WHAT TO DO:
Every record should be written out exactly, please.

SUPPLIED RECORDS:
================================
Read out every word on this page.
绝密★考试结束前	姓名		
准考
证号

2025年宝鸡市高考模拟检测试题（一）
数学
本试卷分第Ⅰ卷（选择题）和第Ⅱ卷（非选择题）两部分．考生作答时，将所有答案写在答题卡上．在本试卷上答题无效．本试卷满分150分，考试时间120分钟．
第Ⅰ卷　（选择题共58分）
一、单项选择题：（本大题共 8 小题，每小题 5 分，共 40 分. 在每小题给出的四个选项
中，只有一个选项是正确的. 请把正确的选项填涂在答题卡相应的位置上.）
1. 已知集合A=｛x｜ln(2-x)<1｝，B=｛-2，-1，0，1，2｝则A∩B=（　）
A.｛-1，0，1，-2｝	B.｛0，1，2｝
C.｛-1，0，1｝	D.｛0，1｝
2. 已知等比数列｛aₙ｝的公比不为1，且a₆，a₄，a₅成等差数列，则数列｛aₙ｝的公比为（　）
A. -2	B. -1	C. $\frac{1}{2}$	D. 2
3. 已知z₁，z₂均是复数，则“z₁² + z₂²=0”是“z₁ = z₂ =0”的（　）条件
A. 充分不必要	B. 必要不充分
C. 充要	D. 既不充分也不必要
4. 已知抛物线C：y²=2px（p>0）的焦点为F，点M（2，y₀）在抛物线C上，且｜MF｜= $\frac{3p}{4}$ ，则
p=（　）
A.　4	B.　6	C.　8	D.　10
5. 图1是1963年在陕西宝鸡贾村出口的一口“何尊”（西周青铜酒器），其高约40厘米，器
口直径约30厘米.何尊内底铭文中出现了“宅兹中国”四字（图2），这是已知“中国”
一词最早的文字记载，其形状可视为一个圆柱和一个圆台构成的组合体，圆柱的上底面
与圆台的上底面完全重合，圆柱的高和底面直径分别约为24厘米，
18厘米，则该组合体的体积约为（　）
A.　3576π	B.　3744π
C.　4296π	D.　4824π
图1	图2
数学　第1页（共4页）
================================
THE SOLUTION:
Read out every word on this page.
绝密★考试结束前	姓名		
准考
证号

2025年宝鸡市高考模拟检测试题（一）
数学
本试卷分第Ⅰ卷（选择题）和第Ⅱ卷（非选择题）两部分．考生作答时，将所有答案写在答题卡上．在本试卷上答题无效．本试卷满分150分，考试时间120分钟．
第Ⅰ卷　（选择题共58分）
一、单项选择题：（本大题共 8 小题，每小题 5 分，共 40 分. 在每小题给出的四个选项
中，只有一个选项是正确的. 请把正确的选项填涂在答题卡相应的位置上.）
1. 已知集合A=｛x｜ln(2-x)<1｝，B=｛-2，-1，0，1，2｝则A∩B=（　）
A.｛-1，0，1，-2｝	B.｛0，1，2｝
C.｛-1，0，1｝	D.｛0，1｝
2. 已知等比数列｛aₙ｝的公比不为1，且a₆，a₄，a₅成等差数列，则数列｛aₙ｝的公比为（　）
A. -2	B. -1	C. $\frac{1}{2}$	D. 2
3. 已知z₁，z₂均是复数，则“z₁² + z₂²=0”是“z₁ = z₂ =0”的（　）条件
A. 充分不必要	B. 必要不充分
C. 充要	D. 既不充分也不必要
4. 已知抛物线C：y²=2px（p>0）的焦点为F，点M（2，y₀）在抛物线C上，且｜MF｜= $\frac{3p}{4}$ ，则
p=（　）
A.　4	B.　6	C.　8	D.　10
5. 图1是1963年在陕西宝鸡贾村出口的一口“何尊”（西周青铜酒器），其高约40厘米，器
口直径约30厘米.何尊内底铭文中出现了“宅兹中国”四字（图2），这是已知“中国”
一词最早的文字记载，其形状可视为一个圆柱和一个圆台构成的组合体，圆柱的上底面
与圆台的上底面完全重合，圆柱的高和底面直径分别约为24厘米，
18厘米，则该组合体的体积约为（　）
A.　3576π	B.　3744π
C.　4296π	D.　4824π
图1	图2
数学　第1页（共4页）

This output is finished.